## Extract to read
==========
WHAT BUSINESS IS YOUR FIRE DEPARTMENT IN?

BY JAMES M. FOLEY

As I have progressed through my years as a firefighter, I have realized that firefighters from all over the country are singing the same songs. We all complain about staffing, training, budget shortfalls, inadequate equipment, and the fundamental misunderstanding of politicians regarding what the fire service provides to the community. Only the names of the municipalities change to protect the innocent. For most of us, the stories are the same.

As you ponder the question of why the fire service hasn’t achieved the same status as law enforcement, consider our traditions and our inability to clearly define our status in emergency response. Fire departments define themselves in terms of dedication, integrity, service, and bravery, but we fail to transmit these core values through our members to our customers.

If you ask the public what profession they hold in the highest esteem, firefighters are at the top of the list. But if you ask them what services need greater support in their community, they most likely would identify the police or the schools. Like the navy’s submarine service, the fire service could be best described as “the silent service.”

Before we blame the system, the politicians, or the chief for our woes, we need to take a good long look in the mirror to see how we contribute to the problem. When we look at business, we see that success is dependent on strong core values, a commitment to excellence, quality of product, customer service, marketing, and good value for the money spent. Think about it: You wouldn’t go out to buy the most overpriced, poorly constructed car on the market, would you? Then why would we expect the fire service to get what it needs when we haven’t performed the market research or defined the service and quality of product we provide?

We often speak about mission statements and the changing face of the fire service. Today, with the threat of terrorism, we are expected to perform our jobs in hazardous unknown environments to rescue people from the effects of radiological dispersion devices or chemical nerve agents. We are expected to do this without additional resources or a cohesive national policy and with no additional funding or staffing. The public expects this because the fire service has never contradicted it.
==========
## Entries provided
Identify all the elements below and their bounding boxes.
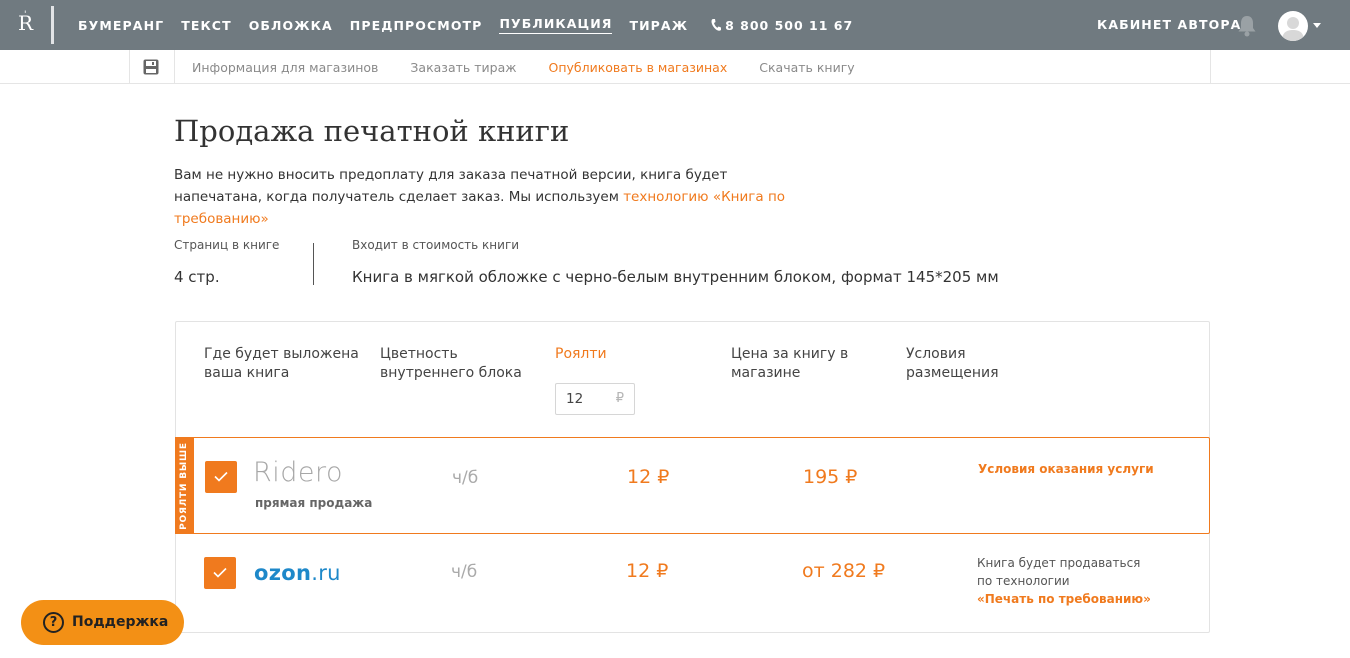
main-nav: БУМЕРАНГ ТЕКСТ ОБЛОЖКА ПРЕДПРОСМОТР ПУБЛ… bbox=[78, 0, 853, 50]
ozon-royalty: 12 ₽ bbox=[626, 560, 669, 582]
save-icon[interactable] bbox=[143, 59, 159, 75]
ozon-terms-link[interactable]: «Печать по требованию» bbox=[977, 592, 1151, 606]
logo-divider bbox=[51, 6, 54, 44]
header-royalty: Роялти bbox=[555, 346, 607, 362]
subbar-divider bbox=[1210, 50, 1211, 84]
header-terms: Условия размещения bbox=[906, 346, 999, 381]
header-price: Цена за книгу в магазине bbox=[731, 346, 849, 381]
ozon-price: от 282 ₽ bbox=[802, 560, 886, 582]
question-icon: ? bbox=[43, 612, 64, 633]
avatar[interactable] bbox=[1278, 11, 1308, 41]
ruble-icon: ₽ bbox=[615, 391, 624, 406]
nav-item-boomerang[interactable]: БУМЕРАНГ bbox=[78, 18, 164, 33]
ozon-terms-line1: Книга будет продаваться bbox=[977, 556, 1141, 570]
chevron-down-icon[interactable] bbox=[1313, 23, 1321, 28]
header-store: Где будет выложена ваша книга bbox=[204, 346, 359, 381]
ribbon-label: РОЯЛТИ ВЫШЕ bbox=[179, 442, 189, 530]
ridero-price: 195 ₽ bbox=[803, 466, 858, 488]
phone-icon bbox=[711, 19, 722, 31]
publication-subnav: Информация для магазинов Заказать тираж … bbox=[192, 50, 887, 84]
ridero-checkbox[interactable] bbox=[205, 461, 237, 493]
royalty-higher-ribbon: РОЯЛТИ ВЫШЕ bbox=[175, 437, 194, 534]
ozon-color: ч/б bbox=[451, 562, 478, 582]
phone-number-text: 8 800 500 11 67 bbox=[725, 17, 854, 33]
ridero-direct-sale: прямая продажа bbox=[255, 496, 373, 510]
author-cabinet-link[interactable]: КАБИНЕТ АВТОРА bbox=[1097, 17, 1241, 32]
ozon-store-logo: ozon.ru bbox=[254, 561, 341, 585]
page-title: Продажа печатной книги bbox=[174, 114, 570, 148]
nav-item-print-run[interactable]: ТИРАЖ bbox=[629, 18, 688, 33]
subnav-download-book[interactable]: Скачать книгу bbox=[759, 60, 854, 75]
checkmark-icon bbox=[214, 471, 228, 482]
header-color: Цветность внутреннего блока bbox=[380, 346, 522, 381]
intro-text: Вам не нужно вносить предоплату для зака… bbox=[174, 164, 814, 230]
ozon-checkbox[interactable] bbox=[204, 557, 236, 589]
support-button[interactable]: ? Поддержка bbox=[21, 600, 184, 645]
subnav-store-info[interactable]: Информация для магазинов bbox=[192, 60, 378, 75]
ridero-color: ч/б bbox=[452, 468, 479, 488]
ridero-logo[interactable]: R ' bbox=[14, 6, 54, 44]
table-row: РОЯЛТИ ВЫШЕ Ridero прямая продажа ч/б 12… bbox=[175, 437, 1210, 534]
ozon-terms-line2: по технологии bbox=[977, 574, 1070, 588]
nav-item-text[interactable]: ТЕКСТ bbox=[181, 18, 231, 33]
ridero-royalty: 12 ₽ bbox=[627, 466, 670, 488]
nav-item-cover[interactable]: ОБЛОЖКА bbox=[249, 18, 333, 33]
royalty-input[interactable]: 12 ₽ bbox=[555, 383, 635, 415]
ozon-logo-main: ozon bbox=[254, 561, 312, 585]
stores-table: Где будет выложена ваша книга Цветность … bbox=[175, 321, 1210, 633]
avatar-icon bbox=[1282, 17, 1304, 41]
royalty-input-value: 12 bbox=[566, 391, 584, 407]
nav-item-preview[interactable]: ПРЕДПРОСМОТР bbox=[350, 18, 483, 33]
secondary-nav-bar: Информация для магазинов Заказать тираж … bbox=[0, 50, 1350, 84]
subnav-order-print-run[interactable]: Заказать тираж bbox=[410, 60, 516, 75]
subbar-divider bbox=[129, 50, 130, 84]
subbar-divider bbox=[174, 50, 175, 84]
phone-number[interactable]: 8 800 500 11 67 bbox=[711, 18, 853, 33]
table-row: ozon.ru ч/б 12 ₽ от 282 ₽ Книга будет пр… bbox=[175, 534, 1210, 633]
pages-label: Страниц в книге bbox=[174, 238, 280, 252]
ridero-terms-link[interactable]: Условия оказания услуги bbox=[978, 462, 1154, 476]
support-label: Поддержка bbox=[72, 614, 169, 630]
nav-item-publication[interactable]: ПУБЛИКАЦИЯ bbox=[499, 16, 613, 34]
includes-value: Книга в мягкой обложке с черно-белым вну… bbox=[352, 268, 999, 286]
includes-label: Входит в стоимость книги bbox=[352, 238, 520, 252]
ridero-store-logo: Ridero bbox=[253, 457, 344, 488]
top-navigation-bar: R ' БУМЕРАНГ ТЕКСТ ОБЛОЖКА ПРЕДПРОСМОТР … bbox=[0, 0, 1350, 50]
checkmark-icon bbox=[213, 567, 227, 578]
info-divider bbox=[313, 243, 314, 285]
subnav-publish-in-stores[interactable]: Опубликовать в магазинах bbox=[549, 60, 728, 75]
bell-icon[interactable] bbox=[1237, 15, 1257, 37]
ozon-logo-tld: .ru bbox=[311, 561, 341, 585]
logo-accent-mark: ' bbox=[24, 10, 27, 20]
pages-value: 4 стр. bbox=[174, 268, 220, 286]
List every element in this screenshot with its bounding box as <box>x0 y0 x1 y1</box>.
==========
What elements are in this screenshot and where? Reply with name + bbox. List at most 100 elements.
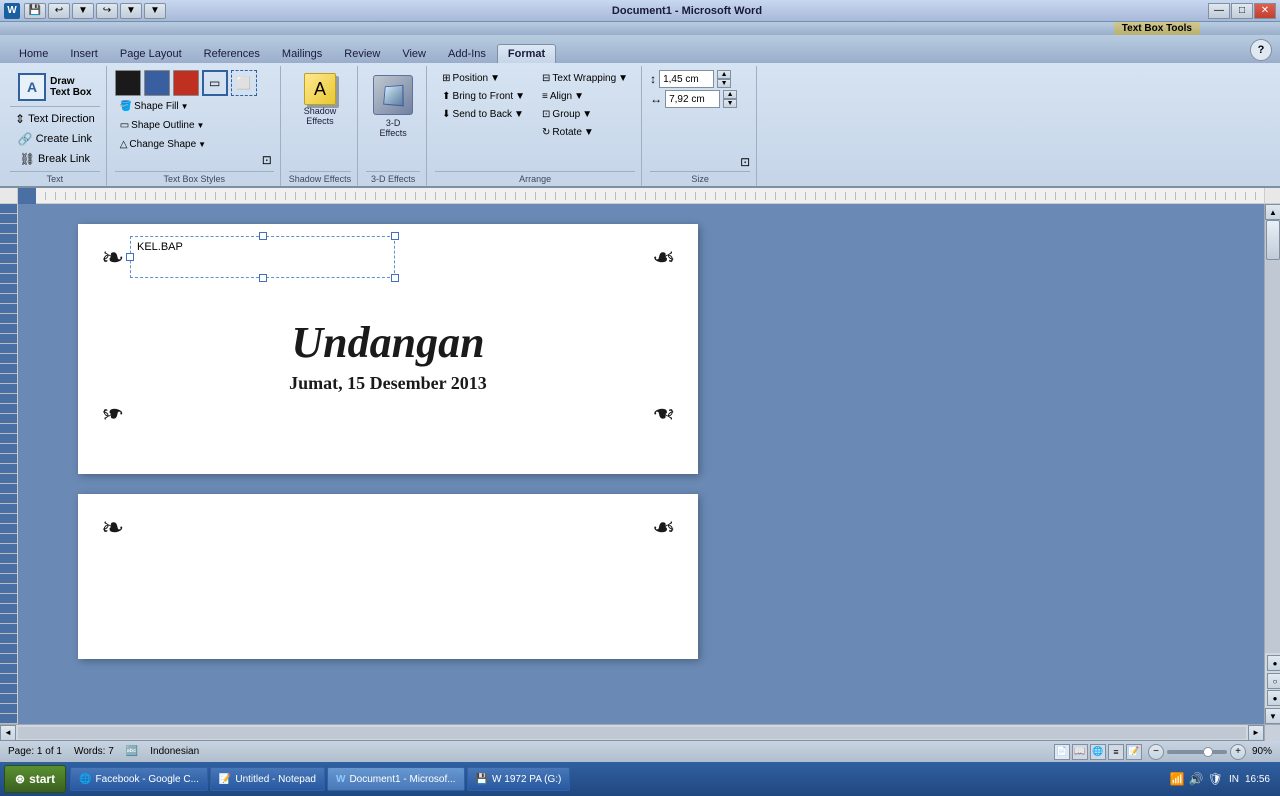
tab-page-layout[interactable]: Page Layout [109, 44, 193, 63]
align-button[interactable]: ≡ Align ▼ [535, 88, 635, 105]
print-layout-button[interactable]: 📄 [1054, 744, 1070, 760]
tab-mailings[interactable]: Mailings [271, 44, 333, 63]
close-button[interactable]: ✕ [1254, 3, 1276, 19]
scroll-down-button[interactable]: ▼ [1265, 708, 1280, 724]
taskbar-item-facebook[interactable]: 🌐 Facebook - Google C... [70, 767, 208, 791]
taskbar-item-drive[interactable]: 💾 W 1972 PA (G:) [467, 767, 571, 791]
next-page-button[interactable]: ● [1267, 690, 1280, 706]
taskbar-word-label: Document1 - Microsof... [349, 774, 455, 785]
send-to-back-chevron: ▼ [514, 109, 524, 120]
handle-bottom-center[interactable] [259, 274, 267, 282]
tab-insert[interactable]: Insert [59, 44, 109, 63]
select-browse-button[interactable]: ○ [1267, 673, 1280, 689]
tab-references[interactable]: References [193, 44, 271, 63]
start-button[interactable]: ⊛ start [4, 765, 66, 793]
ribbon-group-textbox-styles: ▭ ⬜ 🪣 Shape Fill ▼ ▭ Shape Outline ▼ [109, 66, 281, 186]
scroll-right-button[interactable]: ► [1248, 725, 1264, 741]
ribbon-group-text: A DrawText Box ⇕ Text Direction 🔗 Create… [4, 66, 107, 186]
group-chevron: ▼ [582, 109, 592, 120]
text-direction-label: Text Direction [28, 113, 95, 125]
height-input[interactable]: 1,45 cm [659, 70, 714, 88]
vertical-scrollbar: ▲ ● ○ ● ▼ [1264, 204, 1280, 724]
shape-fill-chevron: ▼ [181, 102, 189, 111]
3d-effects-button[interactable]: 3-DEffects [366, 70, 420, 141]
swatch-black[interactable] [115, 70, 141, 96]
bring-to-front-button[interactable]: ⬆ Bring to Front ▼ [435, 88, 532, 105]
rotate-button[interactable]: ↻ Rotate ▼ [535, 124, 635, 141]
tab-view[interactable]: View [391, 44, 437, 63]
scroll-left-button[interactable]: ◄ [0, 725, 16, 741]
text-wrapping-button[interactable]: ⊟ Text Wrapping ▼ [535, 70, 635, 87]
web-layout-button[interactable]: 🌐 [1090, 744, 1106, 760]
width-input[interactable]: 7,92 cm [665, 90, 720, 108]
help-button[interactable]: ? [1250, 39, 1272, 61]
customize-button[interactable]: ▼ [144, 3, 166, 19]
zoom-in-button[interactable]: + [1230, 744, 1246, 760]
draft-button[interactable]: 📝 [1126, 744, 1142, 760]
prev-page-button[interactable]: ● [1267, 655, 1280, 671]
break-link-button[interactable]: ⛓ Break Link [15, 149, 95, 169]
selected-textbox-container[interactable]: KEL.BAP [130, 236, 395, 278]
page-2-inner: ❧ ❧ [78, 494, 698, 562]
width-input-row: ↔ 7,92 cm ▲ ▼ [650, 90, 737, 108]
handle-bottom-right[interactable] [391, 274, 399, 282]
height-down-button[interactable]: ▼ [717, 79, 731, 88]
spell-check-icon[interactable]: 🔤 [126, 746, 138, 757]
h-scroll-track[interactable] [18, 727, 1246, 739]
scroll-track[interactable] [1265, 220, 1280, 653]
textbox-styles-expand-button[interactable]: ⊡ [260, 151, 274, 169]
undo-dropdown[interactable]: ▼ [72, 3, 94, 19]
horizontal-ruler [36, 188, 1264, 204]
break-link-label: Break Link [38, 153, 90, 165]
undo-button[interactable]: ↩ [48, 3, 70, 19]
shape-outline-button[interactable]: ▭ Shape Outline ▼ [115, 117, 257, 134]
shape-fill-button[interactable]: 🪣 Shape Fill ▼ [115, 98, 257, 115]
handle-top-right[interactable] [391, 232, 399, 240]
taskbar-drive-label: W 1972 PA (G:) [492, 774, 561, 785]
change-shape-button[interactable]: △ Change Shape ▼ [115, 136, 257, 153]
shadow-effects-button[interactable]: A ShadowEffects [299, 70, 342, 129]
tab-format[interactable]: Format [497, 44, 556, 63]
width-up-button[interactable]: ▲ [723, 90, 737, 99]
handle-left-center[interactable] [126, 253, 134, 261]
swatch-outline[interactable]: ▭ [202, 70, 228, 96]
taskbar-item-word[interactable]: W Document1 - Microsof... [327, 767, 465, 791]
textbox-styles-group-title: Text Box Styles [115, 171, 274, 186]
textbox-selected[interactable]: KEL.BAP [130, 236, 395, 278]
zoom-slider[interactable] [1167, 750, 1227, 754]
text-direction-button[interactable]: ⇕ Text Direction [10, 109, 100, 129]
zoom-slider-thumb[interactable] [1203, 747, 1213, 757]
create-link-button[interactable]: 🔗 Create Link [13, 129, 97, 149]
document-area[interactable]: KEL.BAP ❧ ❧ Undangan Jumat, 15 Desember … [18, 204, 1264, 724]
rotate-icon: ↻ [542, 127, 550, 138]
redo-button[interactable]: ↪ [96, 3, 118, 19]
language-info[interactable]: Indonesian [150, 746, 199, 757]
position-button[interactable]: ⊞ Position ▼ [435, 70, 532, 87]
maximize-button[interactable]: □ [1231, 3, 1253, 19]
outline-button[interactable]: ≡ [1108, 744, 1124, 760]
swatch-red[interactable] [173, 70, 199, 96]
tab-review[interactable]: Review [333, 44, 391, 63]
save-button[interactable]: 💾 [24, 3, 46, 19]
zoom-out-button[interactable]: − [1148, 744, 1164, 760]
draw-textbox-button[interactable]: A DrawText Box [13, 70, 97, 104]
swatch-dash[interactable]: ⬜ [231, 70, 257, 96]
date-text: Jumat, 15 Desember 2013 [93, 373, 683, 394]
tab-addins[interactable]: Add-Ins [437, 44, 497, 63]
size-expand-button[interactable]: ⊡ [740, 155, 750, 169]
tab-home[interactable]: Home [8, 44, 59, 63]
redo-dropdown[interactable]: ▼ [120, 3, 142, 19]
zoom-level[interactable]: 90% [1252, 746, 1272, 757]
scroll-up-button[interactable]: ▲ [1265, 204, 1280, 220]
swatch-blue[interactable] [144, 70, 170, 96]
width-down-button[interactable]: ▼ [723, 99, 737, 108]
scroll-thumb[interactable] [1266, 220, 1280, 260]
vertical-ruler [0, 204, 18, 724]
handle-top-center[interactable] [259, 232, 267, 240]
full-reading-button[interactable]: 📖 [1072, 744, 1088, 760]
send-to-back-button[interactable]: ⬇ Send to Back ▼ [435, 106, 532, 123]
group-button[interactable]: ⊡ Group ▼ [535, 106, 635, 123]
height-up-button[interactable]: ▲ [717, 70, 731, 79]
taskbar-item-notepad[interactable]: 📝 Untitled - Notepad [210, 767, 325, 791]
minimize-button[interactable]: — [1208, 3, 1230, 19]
==========
## Exercise tasks
A. Answer these about the fire service essay, one line each:
(i) To which branch of the navy does the essay compare the fire service as "the silent service"?
(ii) Which two services would the public most likely name as needing greater support in their community?
(iii) From the effects of what two things are firefighters now expected to rescue people?
B. Extend the fire service essay, starting right after its final sentence.

## Per-task outputs
A.
(i) The submarine service.
(ii) The police or the schools.
(iii) Radiological dispersion devices or chemical nerve agents.

B.
Our mantra of “adapt and overcome” allows the mission to creep with no consideration for the reality entailed in delivering the end product. We willingly allow the media and government to lead us down this road for fear that the mission may be passed on to other agencies-that is, we stay on the defensive instead of going on the offensive like our brothers in law enforcement, a fundamental flaw in our service. Politicians know fires will still be extinguished regardless of how many firefighters are on a rig. We have taught them this. I often tell firefighters that if they are handed a box, a ball of string, and a pencil, somehow they will figure out how to put out a fire with it, and when they figure it out, I’ll take away the pencil.

How do we begin to fix these issues? The fire service naturally tends to go right to the politicians-they’ll fix it, right? Wrong! Politicians, with few exceptions, for the most part will take up our cause, give us some lip service, and throw in a bill that they really know will go nowhere. But hey! they gave it the old college try. Most politicians think only in self-serving terms to get your vote for the next election; then they can forget you for another four years.

Our congressmen and senators will praise our bravery while at the same time taking resources away from the fire service. Don’t believe me? Look at the Congressional Fire Services Institute (CFSI). Every senator and congressman in Washington is supposedly onboard with the CFSI, yet the FIRE Act is being cut and the SAFER Act is not funded. Still, the fire service is expected to handle everything from chemical attack to a nuclear detonation while the money and resources to do so are being siphoned away.

At the CFSI this year, we were promised $5 billion in grants for the fire service, which is approximately $417 per firefighter per year. Although in the fire service this number may sound large, in Washington it’s a drop in a very big bucket. For example, a B-52 bomber cost $30 million dollars in 1963, a KC-10 air tanker costs $86.3 million per unit, an M-1A Abrams tank (of which we have more than 8,867) costs $507,000, a Bradley fighting vehicle uses more than $230 million annually in replacement tracks, and each unit costs $3.2 million to produce.

Don’t misunderstand me; we need these weapon systems and a strong military to defend our country, just as we need a strong fire service to protect our homeland. However, in defending our homeland, we are not considered as vital as the military. On the federal funding radar screen, the fire service is not that visible. We can’t even get the Federal Communications Commission to designate proper bandwidths for emergency responder communications. By the way, we still haven’t fixed the communications issues identified on September 11, either.

So what should we as fire service members do? To attack the problem, we need to define our mission at the grassroots level in our jurisdictions, do the market research in our communities, and clearly define the public expectations of our service. More importantly, we need to ask our customers how we are doing and what we can do better. This must be an external and internal analysis; above all, it must be honest. We need to define our business and tell the public how our service will meet their needs. We must obtain the support of the community to overcome the political stagnation at all levels of government. We need to go on the offensive internally and externally. The fire service doesn’t just demonstrate integrity, service, dedication, and commitment-we live it!

Our leaders need to refocus on the missions defined by the community, and we must defeat the internal naysayers. We must provide excellent customer service and deliver a quality product every time. Our leaders must lead with integrity, honesty, and professionalism to convey the importance of the service. We need to champion excellence in our organizations and ourselves.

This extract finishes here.